Below is a block of records; repeat each one exactly.

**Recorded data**
┄┄┄┄┄┄
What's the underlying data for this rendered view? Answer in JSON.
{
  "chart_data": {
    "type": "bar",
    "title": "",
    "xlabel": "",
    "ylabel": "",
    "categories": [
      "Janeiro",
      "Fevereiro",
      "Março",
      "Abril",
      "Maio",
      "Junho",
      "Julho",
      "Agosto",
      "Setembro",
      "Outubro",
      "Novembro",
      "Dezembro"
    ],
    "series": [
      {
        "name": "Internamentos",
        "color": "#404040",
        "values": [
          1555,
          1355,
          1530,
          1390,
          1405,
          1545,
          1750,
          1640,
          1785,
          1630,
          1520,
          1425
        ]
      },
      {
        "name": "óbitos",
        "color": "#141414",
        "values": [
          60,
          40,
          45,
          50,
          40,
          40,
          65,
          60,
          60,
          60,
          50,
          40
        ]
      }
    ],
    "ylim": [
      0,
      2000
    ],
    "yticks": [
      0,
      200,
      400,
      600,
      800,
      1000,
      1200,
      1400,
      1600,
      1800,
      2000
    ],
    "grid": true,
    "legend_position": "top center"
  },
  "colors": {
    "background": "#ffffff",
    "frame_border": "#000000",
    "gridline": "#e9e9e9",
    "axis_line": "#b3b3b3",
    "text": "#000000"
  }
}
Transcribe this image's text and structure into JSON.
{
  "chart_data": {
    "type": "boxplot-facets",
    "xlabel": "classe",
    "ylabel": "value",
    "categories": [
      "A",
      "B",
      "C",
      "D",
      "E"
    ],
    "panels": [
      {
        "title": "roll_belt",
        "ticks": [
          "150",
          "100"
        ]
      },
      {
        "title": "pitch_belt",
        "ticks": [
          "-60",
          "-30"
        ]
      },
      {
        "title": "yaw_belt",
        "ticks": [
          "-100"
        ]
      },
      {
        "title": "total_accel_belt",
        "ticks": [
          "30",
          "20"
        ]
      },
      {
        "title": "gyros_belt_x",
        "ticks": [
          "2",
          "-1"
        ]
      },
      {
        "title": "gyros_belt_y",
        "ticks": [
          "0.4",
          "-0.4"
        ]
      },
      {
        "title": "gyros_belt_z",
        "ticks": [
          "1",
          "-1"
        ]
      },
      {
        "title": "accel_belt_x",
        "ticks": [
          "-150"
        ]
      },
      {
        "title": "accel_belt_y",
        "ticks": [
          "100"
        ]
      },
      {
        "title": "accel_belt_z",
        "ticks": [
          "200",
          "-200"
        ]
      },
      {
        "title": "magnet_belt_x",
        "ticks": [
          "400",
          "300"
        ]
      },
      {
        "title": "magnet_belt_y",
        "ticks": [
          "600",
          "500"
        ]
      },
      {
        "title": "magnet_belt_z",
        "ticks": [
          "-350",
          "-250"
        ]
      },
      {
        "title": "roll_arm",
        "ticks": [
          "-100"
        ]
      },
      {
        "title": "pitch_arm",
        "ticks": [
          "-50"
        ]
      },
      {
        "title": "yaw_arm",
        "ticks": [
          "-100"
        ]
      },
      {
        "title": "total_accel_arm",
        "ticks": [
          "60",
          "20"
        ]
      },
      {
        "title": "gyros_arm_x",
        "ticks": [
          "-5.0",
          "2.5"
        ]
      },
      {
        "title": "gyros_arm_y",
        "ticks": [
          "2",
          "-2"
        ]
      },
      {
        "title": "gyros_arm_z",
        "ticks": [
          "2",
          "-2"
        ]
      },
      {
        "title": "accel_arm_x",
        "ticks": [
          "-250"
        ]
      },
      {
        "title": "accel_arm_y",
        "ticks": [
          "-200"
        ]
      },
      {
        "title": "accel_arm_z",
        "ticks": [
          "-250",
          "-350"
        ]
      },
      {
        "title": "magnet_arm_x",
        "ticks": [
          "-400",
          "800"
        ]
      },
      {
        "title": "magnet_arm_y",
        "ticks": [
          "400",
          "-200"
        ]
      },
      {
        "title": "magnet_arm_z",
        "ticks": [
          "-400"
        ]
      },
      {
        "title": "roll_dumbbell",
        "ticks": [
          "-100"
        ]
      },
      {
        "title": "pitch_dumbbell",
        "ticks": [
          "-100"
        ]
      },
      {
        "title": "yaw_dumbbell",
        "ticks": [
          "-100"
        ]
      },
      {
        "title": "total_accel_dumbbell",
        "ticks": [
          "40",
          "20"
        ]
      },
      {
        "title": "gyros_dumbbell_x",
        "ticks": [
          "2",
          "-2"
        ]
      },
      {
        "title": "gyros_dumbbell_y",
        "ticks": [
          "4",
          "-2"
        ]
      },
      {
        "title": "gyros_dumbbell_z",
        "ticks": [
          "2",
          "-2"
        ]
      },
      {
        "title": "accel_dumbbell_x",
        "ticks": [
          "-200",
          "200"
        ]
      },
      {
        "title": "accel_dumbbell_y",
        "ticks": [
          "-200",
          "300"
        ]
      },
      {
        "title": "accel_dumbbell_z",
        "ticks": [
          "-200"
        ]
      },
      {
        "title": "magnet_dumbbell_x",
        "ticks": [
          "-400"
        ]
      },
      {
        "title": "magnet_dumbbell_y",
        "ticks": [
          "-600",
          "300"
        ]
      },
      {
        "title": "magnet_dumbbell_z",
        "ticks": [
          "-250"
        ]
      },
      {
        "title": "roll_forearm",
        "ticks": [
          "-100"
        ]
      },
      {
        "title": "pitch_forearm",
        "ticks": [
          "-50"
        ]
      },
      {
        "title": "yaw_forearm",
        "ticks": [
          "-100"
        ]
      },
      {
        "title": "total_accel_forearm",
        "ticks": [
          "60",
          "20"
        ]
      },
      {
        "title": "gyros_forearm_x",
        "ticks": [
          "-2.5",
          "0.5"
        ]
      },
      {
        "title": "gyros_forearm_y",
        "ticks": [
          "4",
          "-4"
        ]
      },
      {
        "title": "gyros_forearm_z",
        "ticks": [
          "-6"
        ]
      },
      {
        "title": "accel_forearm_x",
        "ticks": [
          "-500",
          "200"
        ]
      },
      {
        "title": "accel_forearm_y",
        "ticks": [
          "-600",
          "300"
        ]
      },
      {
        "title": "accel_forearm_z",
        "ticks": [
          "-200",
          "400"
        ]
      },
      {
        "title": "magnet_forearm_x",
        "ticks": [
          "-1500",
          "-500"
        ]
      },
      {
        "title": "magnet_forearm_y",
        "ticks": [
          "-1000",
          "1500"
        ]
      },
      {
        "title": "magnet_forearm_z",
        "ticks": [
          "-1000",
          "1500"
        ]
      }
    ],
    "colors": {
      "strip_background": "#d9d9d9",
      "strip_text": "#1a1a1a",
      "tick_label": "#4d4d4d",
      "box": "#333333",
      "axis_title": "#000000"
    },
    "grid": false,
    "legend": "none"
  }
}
┄┄┄┄┄┄
**TASK SOLUTION**
What's the underlying data for this rendered view? Answer in JSON.
{
  "chart_data": {
    "type": "bar",
    "title": "",
    "xlabel": "",
    "ylabel": "",
    "categories": [
      "Janeiro",
      "Fevereiro",
      "Março",
      "Abril",
      "Maio",
      "Junho",
      "Julho",
      "Agosto",
      "Setembro",
      "Outubro",
      "Novembro",
      "Dezembro"
    ],
    "series": [
      {
        "name": "Internamentos",
        "color": "#404040",
        "values": [
          1555,
          1355,
          1530,
          1390,
          1405,
          1545,
          1750,
          1640,
          1785,
          1630,
          1520,
          1425
        ]
      },
      {
        "name": "óbitos",
        "color": "#141414",
        "values": [
          60,
          40,
          45,
          50,
          40,
          40,
          65,
          60,
          60,
          60,
          50,
          40
        ]
      }
    ],
    "ylim": [
      0,
      2000
    ],
    "yticks": [
      0,
      200,
      400,
      600,
      800,
      1000,
      1200,
      1400,
      1600,
      1800,
      2000
    ],
    "grid": true,
    "legend_position": "top center"
  },
  "colors": {
    "background": "#ffffff",
    "frame_border": "#000000",
    "gridline": "#e9e9e9",
    "axis_line": "#b3b3b3",
    "text": "#000000"
  }
}
Transcribe this image's text and structure into JSON.
{
  "chart_data": {
    "type": "boxplot-facets",
    "xlabel": "classe",
    "ylabel": "value",
    "categories": [
      "A",
      "B",
      "C",
      "D",
      "E"
    ],
    "panels": [
      {
        "title": "roll_belt",
        "ticks": [
          "150",
          "100"
        ]
      },
      {
        "title": "pitch_belt",
        "ticks": [
          "-60",
          "-30"
        ]
      },
      {
        "title": "yaw_belt",
        "ticks": [
          "-100"
        ]
      },
      {
        "title": "total_accel_belt",
        "ticks": [
          "30",
          "20"
        ]
      },
      {
        "title": "gyros_belt_x",
        "ticks": [
          "2",
          "-1"
        ]
      },
      {
        "title": "gyros_belt_y",
        "ticks": [
          "0.4",
          "-0.4"
        ]
      },
      {
        "title": "gyros_belt_z",
        "ticks": [
          "1",
          "-1"
        ]
      },
      {
        "title": "accel_belt_x",
        "ticks": [
          "-150"
        ]
      },
      {
        "title": "accel_belt_y",
        "ticks": [
          "100"
        ]
      },
      {
        "title": "accel_belt_z",
        "ticks": [
          "200",
          "-200"
        ]
      },
      {
        "title": "magnet_belt_x",
        "ticks": [
          "400",
          "300"
        ]
      },
      {
        "title": "magnet_belt_y",
        "ticks": [
          "600",
          "500"
        ]
      },
      {
        "title": "magnet_belt_z",
        "ticks": [
          "-350",
          "-250"
        ]
      },
      {
        "title": "roll_arm",
        "ticks": [
          "-100"
        ]
      },
      {
        "title": "pitch_arm",
        "ticks": [
          "-50"
        ]
      },
      {
        "title": "yaw_arm",
        "ticks": [
          "-100"
        ]
      },
      {
        "title": "total_accel_arm",
        "ticks": [
          "60",
          "20"
        ]
      },
      {
        "title": "gyros_arm_x",
        "ticks": [
          "-5.0",
          "2.5"
        ]
      },
      {
        "title": "gyros_arm_y",
        "ticks": [
          "2",
          "-2"
        ]
      },
      {
        "title": "gyros_arm_z",
        "ticks": [
          "2",
          "-2"
        ]
      },
      {
        "title": "accel_arm_x",
        "ticks": [
          "-250"
        ]
      },
      {
        "title": "accel_arm_y",
        "ticks": [
          "-200"
        ]
      },
      {
        "title": "accel_arm_z",
        "ticks": [
          "-250",
          "-350"
        ]
      },
      {
        "title": "magnet_arm_x",
        "ticks": [
          "-400",
          "800"
        ]
      },
      {
        "title": "magnet_arm_y",
        "ticks": [
          "400",
          "-200"
        ]
      },
      {
        "title": "magnet_arm_z",
        "ticks": [
          "-400"
        ]
      },
      {
        "title": "roll_dumbbell",
        "ticks": [
          "-100"
        ]
      },
      {
        "title": "pitch_dumbbell",
        "ticks": [
          "-100"
        ]
      },
      {
        "title": "yaw_dumbbell",
        "ticks": [
          "-100"
        ]
      },
      {
        "title": "total_accel_dumbbell",
        "ticks": [
          "40",
          "20"
        ]
      },
      {
        "title": "gyros_dumbbell_x",
        "ticks": [
          "2",
          "-2"
        ]
      },
      {
        "title": "gyros_dumbbell_y",
        "ticks": [
          "4",
          "-2"
        ]
      },
      {
        "title": "gyros_dumbbell_z",
        "ticks": [
          "2",
          "-2"
        ]
      },
      {
        "title": "accel_dumbbell_x",
        "ticks": [
          "-200",
          "200"
        ]
      },
      {
        "title": "accel_dumbbell_y",
        "ticks": [
          "-200",
          "300"
        ]
      },
      {
        "title": "accel_dumbbell_z",
        "ticks": [
          "-200"
        ]
      },
      {
        "title": "magnet_dumbbell_x",
        "ticks": [
          "-400"
        ]
      },
      {
        "title": "magnet_dumbbell_y",
        "ticks": [
          "-600",
          "300"
        ]
      },
      {
        "title": "magnet_dumbbell_z",
        "ticks": [
          "-250"
        ]
      },
      {
        "title": "roll_forearm",
        "ticks": [
          "-100"
        ]
      },
      {
        "title": "pitch_forearm",
        "ticks": [
          "-50"
        ]
      },
      {
        "title": "yaw_forearm",
        "ticks": [
          "-100"
        ]
      },
      {
        "title": "total_accel_forearm",
        "ticks": [
          "60",
          "20"
        ]
      },
      {
        "title": "gyros_forearm_x",
        "ticks": [
          "-2.5",
          "0.5"
        ]
      },
      {
        "title": "gyros_forearm_y",
        "ticks": [
          "4",
          "-4"
        ]
      },
      {
        "title": "gyros_forearm_z",
        "ticks": [
          "-6"
        ]
      },
      {
        "title": "accel_forearm_x",
        "ticks": [
          "-500",
          "200"
        ]
      },
      {
        "title": "accel_forearm_y",
        "ticks": [
          "-600",
          "300"
        ]
      },
      {
        "title": "accel_forearm_z",
        "ticks": [
          "-200",
          "400"
        ]
      },
      {
        "title": "magnet_forearm_x",
        "ticks": [
          "-1500",
          "-500"
        ]
      },
      {
        "title": "magnet_forearm_y",
        "ticks": [
          "-1000",
          "1500"
        ]
      },
      {
        "title": "magnet_forearm_z",
        "ticks": [
          "-1000",
          "1500"
        ]
      }
    ],
    "colors": {
      "strip_background": "#d9d9d9",
      "strip_text": "#1a1a1a",
      "tick_label": "#4d4d4d",
      "box": "#333333",
      "axis_title": "#000000"
    },
    "grid": false,
    "legend": "none"
  }
}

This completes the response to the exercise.